[Records excerpted from a collection]
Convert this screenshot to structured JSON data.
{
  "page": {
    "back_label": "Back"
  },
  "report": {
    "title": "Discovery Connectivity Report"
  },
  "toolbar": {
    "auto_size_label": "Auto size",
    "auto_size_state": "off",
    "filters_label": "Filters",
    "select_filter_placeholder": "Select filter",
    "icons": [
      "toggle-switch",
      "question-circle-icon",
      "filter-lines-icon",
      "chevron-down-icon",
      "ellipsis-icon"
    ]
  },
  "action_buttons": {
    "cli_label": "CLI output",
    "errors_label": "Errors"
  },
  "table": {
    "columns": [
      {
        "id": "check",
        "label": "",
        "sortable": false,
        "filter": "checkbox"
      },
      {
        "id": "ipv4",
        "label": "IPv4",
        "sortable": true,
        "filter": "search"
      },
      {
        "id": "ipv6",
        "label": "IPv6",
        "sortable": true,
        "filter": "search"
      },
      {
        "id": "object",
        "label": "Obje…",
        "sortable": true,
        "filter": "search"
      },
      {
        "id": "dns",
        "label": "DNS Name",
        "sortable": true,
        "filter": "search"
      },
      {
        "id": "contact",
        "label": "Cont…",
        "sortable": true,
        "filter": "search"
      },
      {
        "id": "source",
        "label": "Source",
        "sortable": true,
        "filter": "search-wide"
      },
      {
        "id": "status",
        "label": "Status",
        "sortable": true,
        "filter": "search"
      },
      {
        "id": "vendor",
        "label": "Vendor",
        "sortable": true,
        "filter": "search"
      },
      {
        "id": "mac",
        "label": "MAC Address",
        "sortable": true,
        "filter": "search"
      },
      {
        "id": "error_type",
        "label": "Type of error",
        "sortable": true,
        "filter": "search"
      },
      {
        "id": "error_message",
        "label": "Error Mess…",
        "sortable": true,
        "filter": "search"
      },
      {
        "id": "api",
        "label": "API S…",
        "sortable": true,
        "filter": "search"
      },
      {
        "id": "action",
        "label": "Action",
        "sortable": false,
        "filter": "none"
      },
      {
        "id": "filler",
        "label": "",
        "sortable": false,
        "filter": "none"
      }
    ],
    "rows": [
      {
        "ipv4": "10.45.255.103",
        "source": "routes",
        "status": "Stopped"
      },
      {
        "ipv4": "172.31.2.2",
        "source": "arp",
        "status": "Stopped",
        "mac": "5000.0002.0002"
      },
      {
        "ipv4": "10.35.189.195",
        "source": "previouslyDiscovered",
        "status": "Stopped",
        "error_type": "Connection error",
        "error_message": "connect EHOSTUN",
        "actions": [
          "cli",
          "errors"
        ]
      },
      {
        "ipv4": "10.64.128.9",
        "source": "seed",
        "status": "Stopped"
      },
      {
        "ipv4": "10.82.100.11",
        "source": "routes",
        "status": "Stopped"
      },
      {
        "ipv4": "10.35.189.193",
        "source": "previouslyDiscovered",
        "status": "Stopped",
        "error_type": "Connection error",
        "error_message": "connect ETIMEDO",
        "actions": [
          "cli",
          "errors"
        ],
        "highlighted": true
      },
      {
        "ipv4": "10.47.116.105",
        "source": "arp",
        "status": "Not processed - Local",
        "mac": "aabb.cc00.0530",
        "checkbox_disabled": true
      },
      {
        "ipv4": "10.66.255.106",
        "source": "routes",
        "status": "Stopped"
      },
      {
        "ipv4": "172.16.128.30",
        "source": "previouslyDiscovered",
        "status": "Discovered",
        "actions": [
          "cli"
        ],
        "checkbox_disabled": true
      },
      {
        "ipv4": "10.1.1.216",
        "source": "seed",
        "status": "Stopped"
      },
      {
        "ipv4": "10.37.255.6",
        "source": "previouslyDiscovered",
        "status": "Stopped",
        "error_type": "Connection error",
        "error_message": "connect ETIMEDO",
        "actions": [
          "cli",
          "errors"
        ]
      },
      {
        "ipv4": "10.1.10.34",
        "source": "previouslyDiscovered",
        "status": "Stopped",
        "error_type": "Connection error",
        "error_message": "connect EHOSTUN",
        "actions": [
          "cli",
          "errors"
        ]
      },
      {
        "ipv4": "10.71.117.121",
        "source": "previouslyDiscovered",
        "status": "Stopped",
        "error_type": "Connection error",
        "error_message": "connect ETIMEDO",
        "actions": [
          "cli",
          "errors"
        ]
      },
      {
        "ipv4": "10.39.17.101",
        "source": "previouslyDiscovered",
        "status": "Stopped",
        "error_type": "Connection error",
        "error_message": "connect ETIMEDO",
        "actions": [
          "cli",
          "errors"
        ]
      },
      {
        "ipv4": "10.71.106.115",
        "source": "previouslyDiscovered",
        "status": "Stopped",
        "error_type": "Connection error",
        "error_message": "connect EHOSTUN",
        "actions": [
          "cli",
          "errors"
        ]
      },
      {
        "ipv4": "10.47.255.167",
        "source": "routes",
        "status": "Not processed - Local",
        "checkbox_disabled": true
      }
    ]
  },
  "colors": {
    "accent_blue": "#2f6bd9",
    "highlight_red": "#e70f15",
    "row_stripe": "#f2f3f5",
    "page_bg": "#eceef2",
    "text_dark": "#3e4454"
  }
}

Your objective
Extract the complete listing above, reproducing each line exactly.

Full solution
Convert this screenshot to structured JSON data.
{
  "page": {
    "back_label": "Back"
  },
  "report": {
    "title": "Discovery Connectivity Report"
  },
  "toolbar": {
    "auto_size_label": "Auto size",
    "auto_size_state": "off",
    "filters_label": "Filters",
    "select_filter_placeholder": "Select filter",
    "icons": [
      "toggle-switch",
      "question-circle-icon",
      "filter-lines-icon",
      "chevron-down-icon",
      "ellipsis-icon"
    ]
  },
  "action_buttons": {
    "cli_label": "CLI output",
    "errors_label": "Errors"
  },
  "table": {
    "columns": [
      {
        "id": "check",
        "label": "",
        "sortable": false,
        "filter": "checkbox"
      },
      {
        "id": "ipv4",
        "label": "IPv4",
        "sortable": true,
        "filter": "search"
      },
      {
        "id": "ipv6",
        "label": "IPv6",
        "sortable": true,
        "filter": "search"
      },
      {
        "id": "object",
        "label": "Obje…",
        "sortable": true,
        "filter": "search"
      },
      {
        "id": "dns",
        "label": "DNS Name",
        "sortable": true,
        "filter": "search"
      },
      {
        "id": "contact",
        "label": "Cont…",
        "sortable": true,
        "filter": "search"
      },
      {
        "id": "source",
        "label": "Source",
        "sortable": true,
        "filter": "search-wide"
      },
      {
        "id": "status",
        "label": "Status",
        "sortable": true,
        "filter": "search"
      },
      {
        "id": "vendor",
        "label": "Vendor",
        "sortable": true,
        "filter": "search"
      },
      {
        "id": "mac",
        "label": "MAC Address",
        "sortable": true,
        "filter": "search"
      },
      {
        "id": "error_type",
        "label": "Type of error",
        "sortable": true,
        "filter": "search"
      },
      {
        "id": "error_message",
        "label": "Error Mess…",
        "sortable": true,
        "filter": "search"
      },
      {
        "id": "api",
        "label": "API S…",
        "sortable": true,
        "filter": "search"
      },
      {
        "id": "action",
        "label": "Action",
        "sortable": false,
        "filter": "none"
      },
      {
        "id": "filler",
        "label": "",
        "sortable": false,
        "filter": "none"
      }
    ],
    "rows": [
      {
        "ipv4": "10.45.255.103",
        "source": "routes",
        "status": "Stopped"
      },
      {
        "ipv4": "172.31.2.2",
        "source": "arp",
        "status": "Stopped",
        "mac": "5000.0002.0002"
      },
      {
        "ipv4": "10.35.189.195",
        "source": "previouslyDiscovered",
        "status": "Stopped",
        "error_type": "Connection error",
        "error_message": "connect EHOSTUN",
        "actions": [
          "cli",
          "errors"
        ]
      },
      {
        "ipv4": "10.64.128.9",
        "source": "seed",
        "status": "Stopped"
      },
      {
        "ipv4": "10.82.100.11",
        "source": "routes",
        "status": "Stopped"
      },
      {
        "ipv4": "10.35.189.193",
        "source": "previouslyDiscovered",
        "status": "Stopped",
        "error_type": "Connection error",
        "error_message": "connect ETIMEDO",
        "actions": [
          "cli",
          "errors"
        ],
        "highlighted": true
      },
      {
        "ipv4": "10.47.116.105",
        "source": "arp",
        "status": "Not processed - Local",
        "mac": "aabb.cc00.0530",
        "checkbox_disabled": true
      },
      {
        "ipv4": "10.66.255.106",
        "source": "routes",
        "status": "Stopped"
      },
      {
        "ipv4": "172.16.128.30",
        "source": "previouslyDiscovered",
        "status": "Discovered",
        "actions": [
          "cli"
        ],
        "checkbox_disabled": true
      },
      {
        "ipv4": "10.1.1.216",
        "source": "seed",
        "status": "Stopped"
      },
      {
        "ipv4": "10.37.255.6",
        "source": "previouslyDiscovered",
        "status": "Stopped",
        "error_type": "Connection error",
        "error_message": "connect ETIMEDO",
        "actions": [
          "cli",
          "errors"
        ]
      },
      {
        "ipv4": "10.1.10.34",
        "source": "previouslyDiscovered",
        "status": "Stopped",
        "error_type": "Connection error",
        "error_message": "connect EHOSTUN",
        "actions": [
          "cli",
          "errors"
        ]
      },
      {
        "ipv4": "10.71.117.121",
        "source": "previouslyDiscovered",
        "status": "Stopped",
        "error_type": "Connection error",
        "error_message": "connect ETIMEDO",
        "actions": [
          "cli",
          "errors"
        ]
      },
      {
        "ipv4": "10.39.17.101",
        "source": "previouslyDiscovered",
        "status": "Stopped",
        "error_type": "Connection error",
        "error_message": "connect ETIMEDO",
        "actions": [
          "cli",
          "errors"
        ]
      },
      {
        "ipv4": "10.71.106.115",
        "source": "previouslyDiscovered",
        "status": "Stopped",
        "error_type": "Connection error",
        "error_message": "connect EHOSTUN",
        "actions": [
          "cli",
          "errors"
        ]
      },
      {
        "ipv4": "10.47.255.167",
        "source": "routes",
        "status": "Not processed - Local",
        "checkbox_disabled": true
      }
    ]
  },
  "colors": {
    "accent_blue": "#2f6bd9",
    "highlight_red": "#e70f15",
    "row_stripe": "#f2f3f5",
    "page_bg": "#eceef2",
    "text_dark": "#3e4454"
  }
}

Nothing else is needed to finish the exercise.